REQUIREMENTS: Search the material for the word "through" and report each line where it turns up.

>>>

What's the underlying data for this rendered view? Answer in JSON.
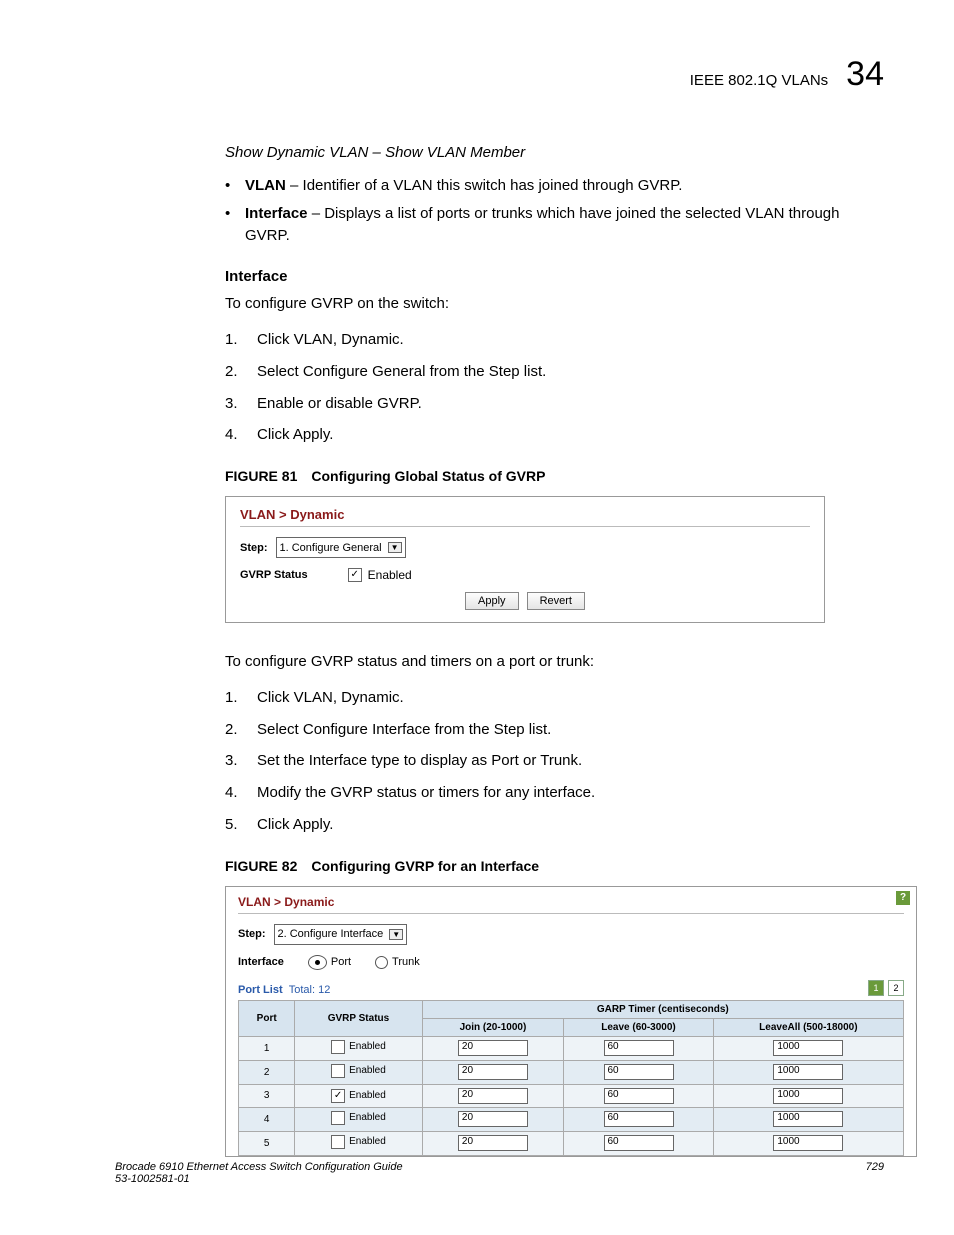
{
  "header": {
    "title": "IEEE 802.1Q VLANs",
    "chapter": "34"
  },
  "italic_line": "Show Dynamic VLAN – Show VLAN Member",
  "bullets": [
    {
      "term": "VLAN",
      "desc": " – Identifier of a VLAN this switch has joined through GVRP."
    },
    {
      "term": "Interface",
      "desc": " – Displays a list of ports or trunks which have joined the selected VLAN through GVRP."
    }
  ],
  "interface_h": "Interface",
  "intro1": "To configure GVRP on the switch:",
  "steps1": [
    "Click VLAN, Dynamic.",
    "Select Configure General from the Step list.",
    "Enable or disable GVRP.",
    "Click Apply."
  ],
  "fig81": {
    "label": "FIGURE 81",
    "title": "Configuring Global Status of GVRP"
  },
  "panel1": {
    "bc1": "VLAN",
    "bc2": "Dynamic",
    "step_lbl": "Step:",
    "step_val": "1. Configure General",
    "gvrp_lbl": "GVRP Status",
    "enabled_lbl": "Enabled",
    "apply": "Apply",
    "revert": "Revert"
  },
  "intro2": "To configure GVRP status and timers on a port or trunk:",
  "steps2": [
    "Click VLAN, Dynamic.",
    "Select Configure Interface from the Step list.",
    "Set the Interface type to display as Port or Trunk.",
    "Modify the GVRP status or timers for any interface.",
    "Click Apply."
  ],
  "fig82": {
    "label": "FIGURE 82",
    "title": "Configuring GVRP for an Interface"
  },
  "panel2": {
    "bc1": "VLAN",
    "bc2": "Dynamic",
    "step_lbl": "Step:",
    "step_val": "2. Configure Interface",
    "interface_lbl": "Interface",
    "port": "Port",
    "trunk": "Trunk",
    "portlist": "Port List",
    "total": "Total: 12",
    "th_port": "Port",
    "th_gvrp": "GVRP Status",
    "th_garp": "GARP Timer (centiseconds)",
    "th_join": "Join (20-1000)",
    "th_leave": "Leave (60-3000)",
    "th_leaveall": "LeaveAll (500-18000)",
    "enabled_lbl": "Enabled",
    "rows": [
      {
        "port": "1",
        "checked": false,
        "join": "20",
        "leave": "60",
        "leaveall": "1000"
      },
      {
        "port": "2",
        "checked": false,
        "join": "20",
        "leave": "60",
        "leaveall": "1000"
      },
      {
        "port": "3",
        "checked": true,
        "join": "20",
        "leave": "60",
        "leaveall": "1000"
      },
      {
        "port": "4",
        "checked": false,
        "join": "20",
        "leave": "60",
        "leaveall": "1000"
      },
      {
        "port": "5",
        "checked": false,
        "join": "20",
        "leave": "60",
        "leaveall": "1000"
      }
    ],
    "page1": "1",
    "page2": "2"
  },
  "footer": {
    "line1": "Brocade 6910 Ethernet Access Switch Configuration Guide",
    "line2": "53-1002581-01",
    "pagenum": "729"
  }
}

<<<

THE RESPONSE:
      "desc": " – Identifier of a VLAN this switch has joined through GVRP."
      "desc": " – Displays a list of ports or trunks which have joined the selected VLAN through GVRP."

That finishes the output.